Retype the whole listing, please, keeping every line exact and dropping the pictures.

— begin —

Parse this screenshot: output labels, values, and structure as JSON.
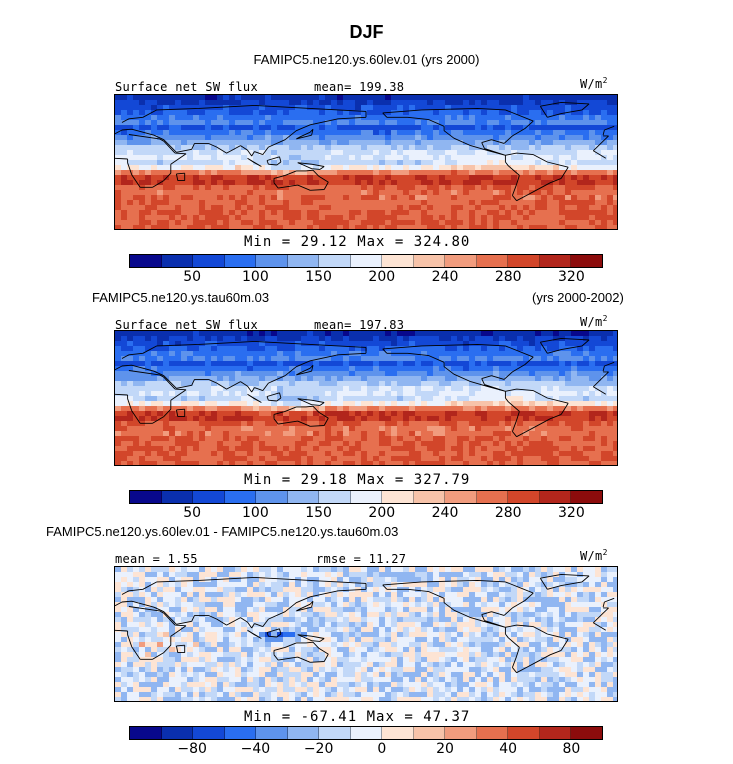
{
  "title": "DJF",
  "palette_sw": [
    "#08088c",
    "#0a2fae",
    "#1348d6",
    "#2a6ef0",
    "#5e93ec",
    "#90b6f1",
    "#c2d8f8",
    "#eaf1fd",
    "#fde4d4",
    "#f7c3a9",
    "#f19c7e",
    "#e6704f",
    "#d2462a",
    "#b2261c",
    "#8c0c0c"
  ],
  "palette_diff": [
    "#08088c",
    "#0a2fae",
    "#1348d6",
    "#2a6ef0",
    "#5e93ec",
    "#90b6f1",
    "#c2d8f8",
    "#eaf1fd",
    "#fde4d4",
    "#f7c3a9",
    "#f19c7e",
    "#e6704f",
    "#d2462a",
    "#b2261c",
    "#8c0c0c"
  ],
  "panels": [
    {
      "case_label": "FAMIPC5.ne120.ys.60lev.01 (yrs 2000)",
      "variable": "Surface net SW flux",
      "mean_text": "mean= 199.38",
      "units": "W/m",
      "units_exp": "2",
      "min_label": "Min =",
      "min_value": "29.12",
      "max_label": "Max =",
      "max_value": "324.80",
      "ticks": [
        "50",
        "100",
        "150",
        "200",
        "240",
        "280",
        "320"
      ]
    },
    {
      "case_label": "FAMIPC5.ne120.ys.tau60m.03",
      "years": "(yrs 2000-2002)",
      "variable": "Surface net SW flux",
      "mean_text": "mean= 197.83",
      "units": "W/m",
      "units_exp": "2",
      "min_label": "Min =",
      "min_value": "29.18",
      "max_label": "Max =",
      "max_value": "327.79",
      "ticks": [
        "50",
        "100",
        "150",
        "200",
        "240",
        "280",
        "320"
      ]
    },
    {
      "case_label": "FAMIPC5.ne120.ys.60lev.01 - FAMIPC5.ne120.ys.tau60m.03",
      "mean_text": "mean =   1.55",
      "rmse_text": "rmse =  11.27",
      "units": "W/m",
      "units_exp": "2",
      "min_label": "Min =",
      "min_value": "-67.41",
      "max_label": "Max =",
      "max_value": "47.37",
      "ticks": [
        "−80",
        "−40",
        "−20",
        "0",
        "20",
        "40",
        "80"
      ]
    }
  ],
  "chart_data": [
    {
      "type": "heatmap",
      "title": "Surface net SW flux",
      "subtitle": "FAMIPC5.ne120.ys.60lev.01 (yrs 2000)",
      "season": "DJF",
      "units": "W/m2",
      "mean": 199.38,
      "min": 29.12,
      "max": 324.8,
      "colorbar_levels": [
        50,
        100,
        150,
        200,
        240,
        280,
        320
      ],
      "map_projection": "cylindrical equidistant, global"
    },
    {
      "type": "heatmap",
      "title": "Surface net SW flux",
      "subtitle": "FAMIPC5.ne120.ys.tau60m.03 (yrs 2000-2002)",
      "season": "DJF",
      "units": "W/m2",
      "mean": 197.83,
      "min": 29.18,
      "max": 327.79,
      "colorbar_levels": [
        50,
        100,
        150,
        200,
        240,
        280,
        320
      ],
      "map_projection": "cylindrical equidistant, global"
    },
    {
      "type": "heatmap",
      "title": "",
      "subtitle": "FAMIPC5.ne120.ys.60lev.01 - FAMIPC5.ne120.ys.tau60m.03",
      "season": "DJF",
      "units": "W/m2",
      "mean": 1.55,
      "rmse": 11.27,
      "min": -67.41,
      "max": 47.37,
      "colorbar_levels": [
        -80,
        -40,
        -20,
        0,
        20,
        40,
        80
      ],
      "map_projection": "cylindrical equidistant, global"
    }
  ]
}
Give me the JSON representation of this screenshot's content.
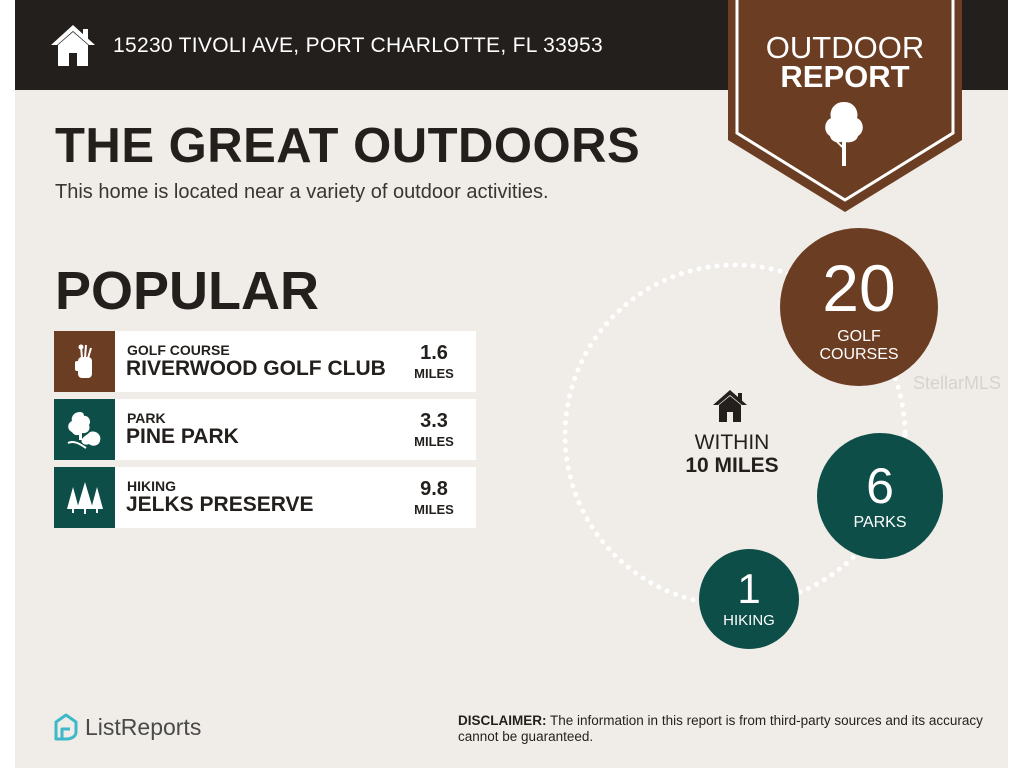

— end —

→ **Solution**:
Parse this screenshot: output labels, values, and structure as JSON.
{
  "title": "DJF",
  "palette_sw": [
    "#08088c",
    "#0a2fae",
    "#1348d6",
    "#2a6ef0",
    "#5e93ec",
    "#90b6f1",
    "#c2d8f8",
    "#eaf1fd",
    "#fde4d4",
    "#f7c3a9",
    "#f19c7e",
    "#e6704f",
    "#d2462a",
    "#b2261c",
    "#8c0c0c"
  ],
  "palette_diff": [
    "#08088c",
    "#0a2fae",
    "#1348d6",
    "#2a6ef0",
    "#5e93ec",
    "#90b6f1",
    "#c2d8f8",
    "#eaf1fd",
    "#fde4d4",
    "#f7c3a9",
    "#f19c7e",
    "#e6704f",
    "#d2462a",
    "#b2261c",
    "#8c0c0c"
  ],
  "panels": [
    {
      "case_label": "FAMIPC5.ne120.ys.60lev.01 (yrs 2000)",
      "variable": "Surface net SW flux",
      "mean_text": "mean= 199.38",
      "units": "W/m",
      "units_exp": "2",
      "min_label": "Min =",
      "min_value": "29.12",
      "max_label": "Max =",
      "max_value": "324.80",
      "ticks": [
        "50",
        "100",
        "150",
        "200",
        "240",
        "280",
        "320"
      ]
    },
    {
      "case_label": "FAMIPC5.ne120.ys.tau60m.03",
      "years": "(yrs 2000-2002)",
      "variable": "Surface net SW flux",
      "mean_text": "mean= 197.83",
      "units": "W/m",
      "units_exp": "2",
      "min_label": "Min =",
      "min_value": "29.18",
      "max_label": "Max =",
      "max_value": "327.79",
      "ticks": [
        "50",
        "100",
        "150",
        "200",
        "240",
        "280",
        "320"
      ]
    },
    {
      "case_label": "FAMIPC5.ne120.ys.60lev.01 - FAMIPC5.ne120.ys.tau60m.03",
      "mean_text": "mean =   1.55",
      "rmse_text": "rmse =  11.27",
      "units": "W/m",
      "units_exp": "2",
      "min_label": "Min =",
      "min_value": "-67.41",
      "max_label": "Max =",
      "max_value": "47.37",
      "ticks": [
        "−80",
        "−40",
        "−20",
        "0",
        "20",
        "40",
        "80"
      ]
    }
  ],
  "chart_data": [
    {
      "type": "heatmap",
      "title": "Surface net SW flux",
      "subtitle": "FAMIPC5.ne120.ys.60lev.01 (yrs 2000)",
      "season": "DJF",
      "units": "W/m2",
      "mean": 199.38,
      "min": 29.12,
      "max": 324.8,
      "colorbar_levels": [
        50,
        100,
        150,
        200,
        240,
        280,
        320
      ],
      "map_projection": "cylindrical equidistant, global"
    },
    {
      "type": "heatmap",
      "title": "Surface net SW flux",
      "subtitle": "FAMIPC5.ne120.ys.tau60m.03 (yrs 2000-2002)",
      "season": "DJF",
      "units": "W/m2",
      "mean": 197.83,
      "min": 29.18,
      "max": 327.79,
      "colorbar_levels": [
        50,
        100,
        150,
        200,
        240,
        280,
        320
      ],
      "map_projection": "cylindrical equidistant, global"
    },
    {
      "type": "heatmap",
      "title": "",
      "subtitle": "FAMIPC5.ne120.ys.60lev.01 - FAMIPC5.ne120.ys.tau60m.03",
      "season": "DJF",
      "units": "W/m2",
      "mean": 1.55,
      "rmse": 11.27,
      "min": -67.41,
      "max": 47.37,
      "colorbar_levels": [
        -80,
        -40,
        -20,
        0,
        20,
        40,
        80
      ],
      "map_projection": "cylindrical equidistant, global"
    }
  ]
}
Give me the JSON representation of this screenshot's content.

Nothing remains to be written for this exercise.